***** SUPPLIED INFORMATION
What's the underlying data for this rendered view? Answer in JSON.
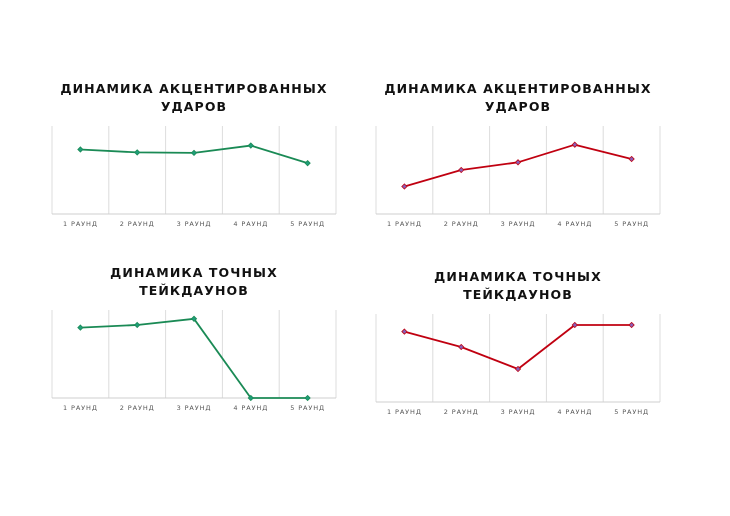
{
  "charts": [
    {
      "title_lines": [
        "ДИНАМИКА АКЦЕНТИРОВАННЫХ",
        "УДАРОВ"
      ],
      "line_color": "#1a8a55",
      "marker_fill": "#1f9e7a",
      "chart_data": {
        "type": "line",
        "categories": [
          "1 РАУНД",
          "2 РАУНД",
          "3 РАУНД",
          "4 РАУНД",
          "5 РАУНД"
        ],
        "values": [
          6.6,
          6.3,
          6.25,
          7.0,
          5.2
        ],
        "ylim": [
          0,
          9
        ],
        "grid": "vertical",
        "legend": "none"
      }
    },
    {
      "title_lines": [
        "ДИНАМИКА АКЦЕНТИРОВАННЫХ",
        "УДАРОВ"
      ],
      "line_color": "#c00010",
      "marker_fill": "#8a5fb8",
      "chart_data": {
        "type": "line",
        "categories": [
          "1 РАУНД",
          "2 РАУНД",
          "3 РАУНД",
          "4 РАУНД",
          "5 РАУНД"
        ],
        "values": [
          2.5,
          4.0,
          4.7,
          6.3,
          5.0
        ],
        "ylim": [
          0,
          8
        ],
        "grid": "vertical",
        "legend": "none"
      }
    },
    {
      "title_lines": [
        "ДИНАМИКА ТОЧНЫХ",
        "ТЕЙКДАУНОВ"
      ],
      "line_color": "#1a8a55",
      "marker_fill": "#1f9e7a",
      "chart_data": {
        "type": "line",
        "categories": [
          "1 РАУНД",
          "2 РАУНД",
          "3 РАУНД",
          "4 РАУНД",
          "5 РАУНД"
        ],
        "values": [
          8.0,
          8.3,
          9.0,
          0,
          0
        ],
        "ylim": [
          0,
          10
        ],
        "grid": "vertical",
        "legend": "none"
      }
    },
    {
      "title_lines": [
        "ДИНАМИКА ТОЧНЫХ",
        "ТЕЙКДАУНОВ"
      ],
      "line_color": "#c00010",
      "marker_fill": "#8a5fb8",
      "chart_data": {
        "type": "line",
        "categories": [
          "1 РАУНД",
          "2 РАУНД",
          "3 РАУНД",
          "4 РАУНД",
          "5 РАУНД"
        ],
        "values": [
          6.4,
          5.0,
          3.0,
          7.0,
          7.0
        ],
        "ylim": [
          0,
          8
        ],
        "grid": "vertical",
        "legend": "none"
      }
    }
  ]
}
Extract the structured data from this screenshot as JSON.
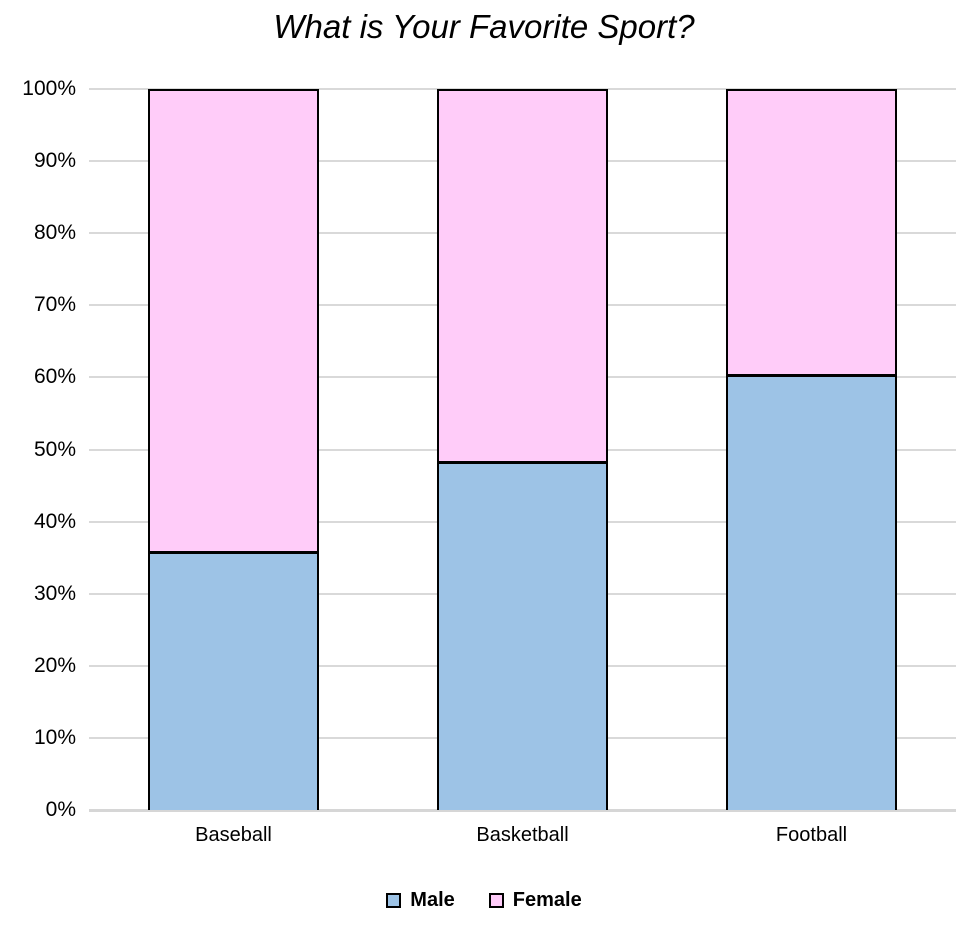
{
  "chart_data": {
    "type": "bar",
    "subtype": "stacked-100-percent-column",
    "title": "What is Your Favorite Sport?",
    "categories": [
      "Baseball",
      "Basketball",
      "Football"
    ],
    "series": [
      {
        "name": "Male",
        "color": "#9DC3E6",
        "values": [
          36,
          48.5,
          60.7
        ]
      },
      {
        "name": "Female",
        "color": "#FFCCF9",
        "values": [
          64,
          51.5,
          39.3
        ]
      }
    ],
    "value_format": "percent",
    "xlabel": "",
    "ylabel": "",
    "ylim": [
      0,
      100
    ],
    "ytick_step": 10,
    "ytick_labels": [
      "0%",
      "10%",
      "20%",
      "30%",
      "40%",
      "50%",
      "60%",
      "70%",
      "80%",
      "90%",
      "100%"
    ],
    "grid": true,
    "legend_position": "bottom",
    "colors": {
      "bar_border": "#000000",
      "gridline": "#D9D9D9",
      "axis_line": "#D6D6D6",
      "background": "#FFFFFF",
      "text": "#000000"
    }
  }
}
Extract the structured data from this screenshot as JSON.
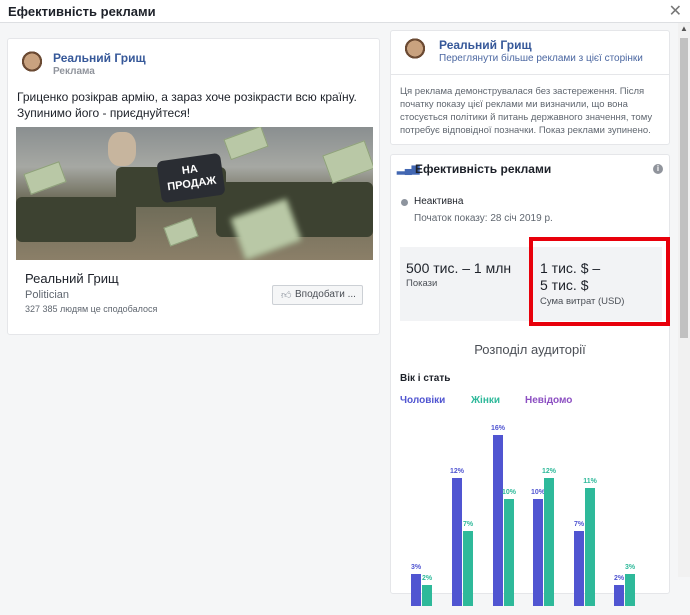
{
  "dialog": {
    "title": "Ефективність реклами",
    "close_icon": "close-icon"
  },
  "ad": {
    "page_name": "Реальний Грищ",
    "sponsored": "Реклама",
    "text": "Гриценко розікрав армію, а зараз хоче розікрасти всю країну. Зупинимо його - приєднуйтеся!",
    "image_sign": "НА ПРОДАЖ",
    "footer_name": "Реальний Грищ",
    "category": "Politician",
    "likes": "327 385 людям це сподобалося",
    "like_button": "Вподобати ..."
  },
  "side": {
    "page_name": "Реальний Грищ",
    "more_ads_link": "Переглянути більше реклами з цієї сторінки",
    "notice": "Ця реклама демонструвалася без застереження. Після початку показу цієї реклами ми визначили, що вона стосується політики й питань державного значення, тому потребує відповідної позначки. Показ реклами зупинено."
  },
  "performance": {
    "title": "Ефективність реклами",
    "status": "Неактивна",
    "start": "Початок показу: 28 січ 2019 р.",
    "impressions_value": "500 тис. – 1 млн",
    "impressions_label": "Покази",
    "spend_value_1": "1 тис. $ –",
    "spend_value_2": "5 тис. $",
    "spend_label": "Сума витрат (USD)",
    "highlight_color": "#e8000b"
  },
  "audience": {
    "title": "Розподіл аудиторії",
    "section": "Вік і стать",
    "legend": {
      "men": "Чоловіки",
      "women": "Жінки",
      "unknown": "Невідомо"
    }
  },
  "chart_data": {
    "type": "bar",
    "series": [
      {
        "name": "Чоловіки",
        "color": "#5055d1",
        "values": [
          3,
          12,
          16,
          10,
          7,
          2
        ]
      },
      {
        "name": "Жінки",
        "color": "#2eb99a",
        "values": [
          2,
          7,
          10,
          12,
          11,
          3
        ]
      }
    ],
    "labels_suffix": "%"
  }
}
**********
Reproduce all the entries that precede this task, word for word, minus any pictures.

What's the underlying data for this rendered view? Answer in JSON.
{
  "charts": [
    {
      "title_lines": [
        "ДИНАМИКА АКЦЕНТИРОВАННЫХ",
        "УДАРОВ"
      ],
      "line_color": "#1a8a55",
      "marker_fill": "#1f9e7a",
      "chart_data": {
        "type": "line",
        "categories": [
          "1 РАУНД",
          "2 РАУНД",
          "3 РАУНД",
          "4 РАУНД",
          "5 РАУНД"
        ],
        "values": [
          6.6,
          6.3,
          6.25,
          7.0,
          5.2
        ],
        "ylim": [
          0,
          9
        ],
        "grid": "vertical",
        "legend": "none"
      }
    },
    {
      "title_lines": [
        "ДИНАМИКА АКЦЕНТИРОВАННЫХ",
        "УДАРОВ"
      ],
      "line_color": "#c00010",
      "marker_fill": "#8a5fb8",
      "chart_data": {
        "type": "line",
        "categories": [
          "1 РАУНД",
          "2 РАУНД",
          "3 РАУНД",
          "4 РАУНД",
          "5 РАУНД"
        ],
        "values": [
          2.5,
          4.0,
          4.7,
          6.3,
          5.0
        ],
        "ylim": [
          0,
          8
        ],
        "grid": "vertical",
        "legend": "none"
      }
    },
    {
      "title_lines": [
        "ДИНАМИКА ТОЧНЫХ",
        "ТЕЙКДАУНОВ"
      ],
      "line_color": "#1a8a55",
      "marker_fill": "#1f9e7a",
      "chart_data": {
        "type": "line",
        "categories": [
          "1 РАУНД",
          "2 РАУНД",
          "3 РАУНД",
          "4 РАУНД",
          "5 РАУНД"
        ],
        "values": [
          8.0,
          8.3,
          9.0,
          0,
          0
        ],
        "ylim": [
          0,
          10
        ],
        "grid": "vertical",
        "legend": "none"
      }
    },
    {
      "title_lines": [
        "ДИНАМИКА ТОЧНЫХ",
        "ТЕЙКДАУНОВ"
      ],
      "line_color": "#c00010",
      "marker_fill": "#8a5fb8",
      "chart_data": {
        "type": "line",
        "categories": [
          "1 РАУНД",
          "2 РАУНД",
          "3 РАУНД",
          "4 РАУНД",
          "5 РАУНД"
        ],
        "values": [
          6.4,
          5.0,
          3.0,
          7.0,
          7.0
        ],
        "ylim": [
          0,
          8
        ],
        "grid": "vertical",
        "legend": "none"
      }
    }
  ]
}
Extract the structured data from this screenshot as JSON.
{
  "chart_data": {
    "type": "bar",
    "subtype": "stacked-100-percent-column",
    "title": "What is Your Favorite Sport?",
    "categories": [
      "Baseball",
      "Basketball",
      "Football"
    ],
    "series": [
      {
        "name": "Male",
        "color": "#9DC3E6",
        "values": [
          36,
          48.5,
          60.7
        ]
      },
      {
        "name": "Female",
        "color": "#FFCCF9",
        "values": [
          64,
          51.5,
          39.3
        ]
      }
    ],
    "value_format": "percent",
    "xlabel": "",
    "ylabel": "",
    "ylim": [
      0,
      100
    ],
    "ytick_step": 10,
    "ytick_labels": [
      "0%",
      "10%",
      "20%",
      "30%",
      "40%",
      "50%",
      "60%",
      "70%",
      "80%",
      "90%",
      "100%"
    ],
    "grid": true,
    "legend_position": "bottom",
    "colors": {
      "bar_border": "#000000",
      "gridline": "#D9D9D9",
      "axis_line": "#D6D6D6",
      "background": "#FFFFFF",
      "text": "#000000"
    }
  }
}
Extract the structured data from this screenshot as JSON.
{
  "dialog": {
    "title": "Ефективність реклами",
    "close_icon": "close-icon"
  },
  "ad": {
    "page_name": "Реальний Грищ",
    "sponsored": "Реклама",
    "text": "Гриценко розікрав армію, а зараз хоче розікрасти всю країну. Зупинимо його - приєднуйтеся!",
    "image_sign": "НА ПРОДАЖ",
    "footer_name": "Реальний Грищ",
    "category": "Politician",
    "likes": "327 385 людям це сподобалося",
    "like_button": "Вподобати ..."
  },
  "side": {
    "page_name": "Реальний Грищ",
    "more_ads_link": "Переглянути більше реклами з цієї сторінки",
    "notice": "Ця реклама демонструвалася без застереження. Після початку показу цієї реклами ми визначили, що вона стосується політики й питань державного значення, тому потребує відповідної позначки. Показ реклами зупинено."
  },
  "performance": {
    "title": "Ефективність реклами",
    "status": "Неактивна",
    "start": "Початок показу: 28 січ 2019 р.",
    "impressions_value": "500 тис. – 1 млн",
    "impressions_label": "Покази",
    "spend_value_1": "1 тис. $ –",
    "spend_value_2": "5 тис. $",
    "spend_label": "Сума витрат (USD)",
    "highlight_color": "#e8000b"
  },
  "audience": {
    "title": "Розподіл аудиторії",
    "section": "Вік і стать",
    "legend": {
      "men": "Чоловіки",
      "women": "Жінки",
      "unknown": "Невідомо"
    }
  },
  "chart_data": {
    "type": "bar",
    "series": [
      {
        "name": "Чоловіки",
        "color": "#5055d1",
        "values": [
          3,
          12,
          16,
          10,
          7,
          2
        ]
      },
      {
        "name": "Жінки",
        "color": "#2eb99a",
        "values": [
          2,
          7,
          10,
          12,
          11,
          3
        ]
      }
    ],
    "labels_suffix": "%"
  }
}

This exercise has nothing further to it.